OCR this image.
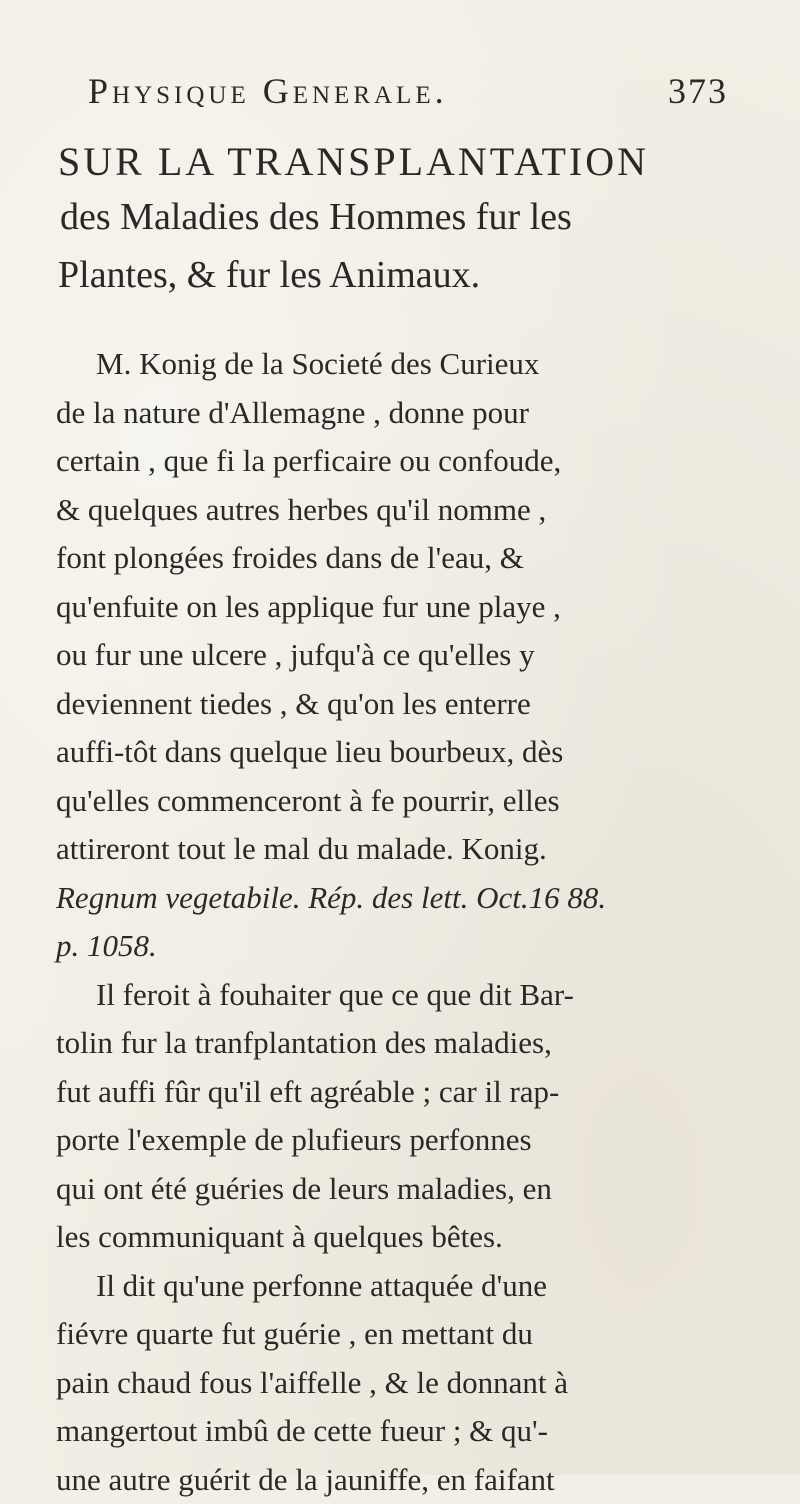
Physique Generale.	373
SUR LA TRANSPLANTATION
des Maladies des Hommes fur les
Plantes, & fur les Animaux.
M. Konig de la Societé des Curieux
de la nature d'Allemagne , donne pour
certain , que fi la perficaire ou confoude,
& quelques autres herbes qu'il nomme ,
font plongées froides dans de l'eau, &
qu'enfuite on les applique fur une playe ,
ou fur une ulcere , jufqu'à ce qu'elles y
deviennent tiedes , & qu'on les enterre
auffi-tôt dans quelque lieu bourbeux, dès
qu'elles commenceront à fe pourrir, elles
attireront tout le mal du malade. Konig.
Regnum vegetabile. Rép. des lett. Oct.16 88.
p. 1058.
Il feroit à fouhaiter que ce que dit Bar-
tolin fur la tranfplantation des maladies,
fut auffi fûr qu'il eft agréable ; car il rap-
porte l'exemple de plufieurs perfonnes
qui ont été guéries de leurs maladies, en
les communiquant à quelques bêtes.
Il dit qu'une perfonne attaquée d'une
fiévre quarte fut guérie , en mettant du
pain chaud fous l'aiffelle , & le donnant à
mangertout imbû de cette fueur ; & qu'-
une autre guérit de la jauniffe, en faifant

┄┄┄┄┄┄┄┄┄┄┄┄┄┄┄┄┄┄┄┄

Set problem -
Reproduce all entries exactly. Pictures do not belong in the copy.

Answer -
OCR this image.
Physique Generale.	373
SUR LA TRANSPLANTATION
des Maladies des Hommes fur les
Plantes, & fur les Animaux.
M. Konig de la Societé des Curieux
de la nature d'Allemagne , donne pour
certain , que fi la perficaire ou confoude,
& quelques autres herbes qu'il nomme ,
font plongées froides dans de l'eau, &
qu'enfuite on les applique fur une playe ,
ou fur une ulcere , jufqu'à ce qu'elles y
deviennent tiedes , & qu'on les enterre
auffi-tôt dans quelque lieu bourbeux, dès
qu'elles commenceront à fe pourrir, elles
attireront tout le mal du malade. Konig.
Regnum vegetabile. Rép. des lett. Oct.16 88.
p. 1058.
Il feroit à fouhaiter que ce que dit Bar-
tolin fur la tranfplantation des maladies,
fut auffi fûr qu'il eft agréable ; car il rap-
porte l'exemple de plufieurs perfonnes
qui ont été guéries de leurs maladies, en
les communiquant à quelques bêtes.
Il dit qu'une perfonne attaquée d'une
fiévre quarte fut guérie , en mettant du
pain chaud fous l'aiffelle , & le donnant à
mangertout imbû de cette fueur ; & qu'-
une autre guérit de la jauniffe, en faifant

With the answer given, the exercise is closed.